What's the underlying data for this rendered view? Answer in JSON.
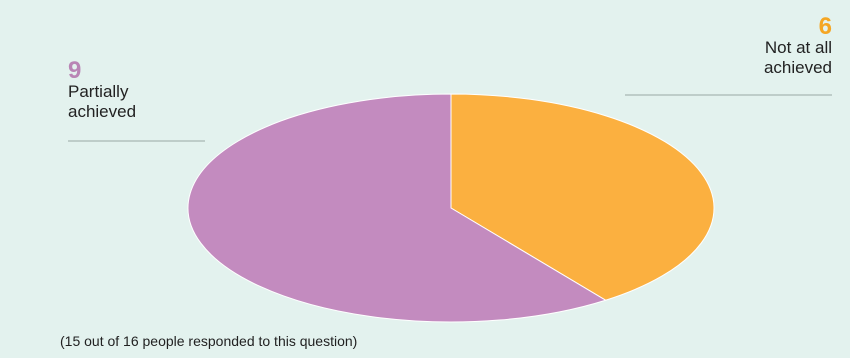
{
  "chart_data": {
    "type": "pie",
    "title": "",
    "slices": [
      {
        "label": "Not at all achieved",
        "label_lines": [
          "Not at all",
          "achieved"
        ],
        "value": 6,
        "color": "#fbb040"
      },
      {
        "label": "Partially achieved",
        "label_lines": [
          "Partially",
          "achieved"
        ],
        "value": 9,
        "color": "#c38bbf"
      }
    ],
    "start_angle_deg": 0,
    "direction": "clockwise",
    "legend": "none"
  },
  "footnote": "(15 out of 16 people responded to this question)"
}
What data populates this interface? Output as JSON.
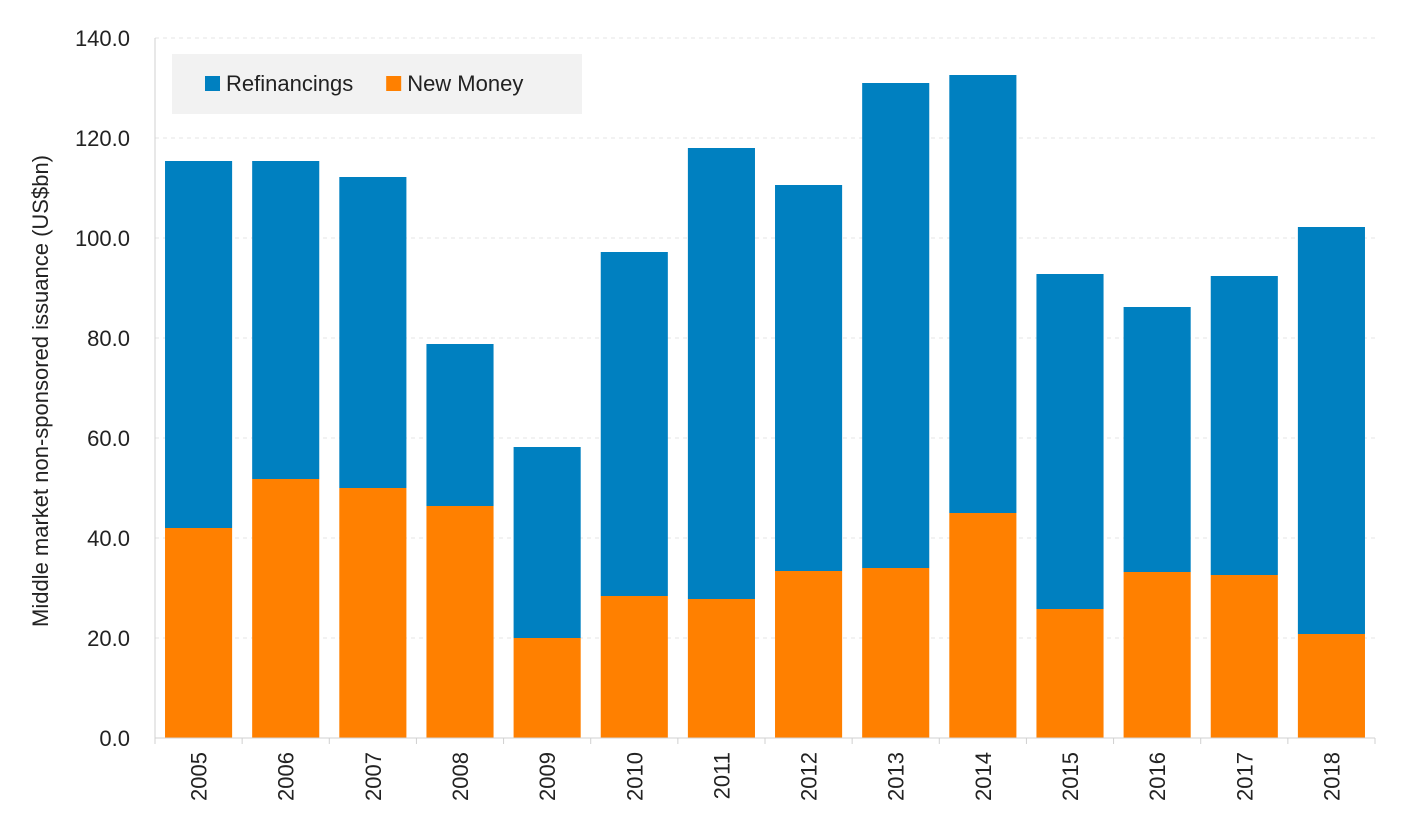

************

SHORT EXERCISE — Write out the listing above again, exactly, but with no pictures in the copy.

RESPONSE —
What's the underlying data for this rendered view? Answer in JSON.
{
  "chart_data": {
    "type": "pie",
    "title": "",
    "slices": [
      {
        "label": "Not at all achieved",
        "label_lines": [
          "Not at all",
          "achieved"
        ],
        "value": 6,
        "color": "#fbb040"
      },
      {
        "label": "Partially achieved",
        "label_lines": [
          "Partially",
          "achieved"
        ],
        "value": 9,
        "color": "#c38bbf"
      }
    ],
    "start_angle_deg": 0,
    "direction": "clockwise",
    "legend": "none"
  },
  "footnote": "(15 out of 16 people responded to this question)"
}
What data populates this interface? Output as JSON.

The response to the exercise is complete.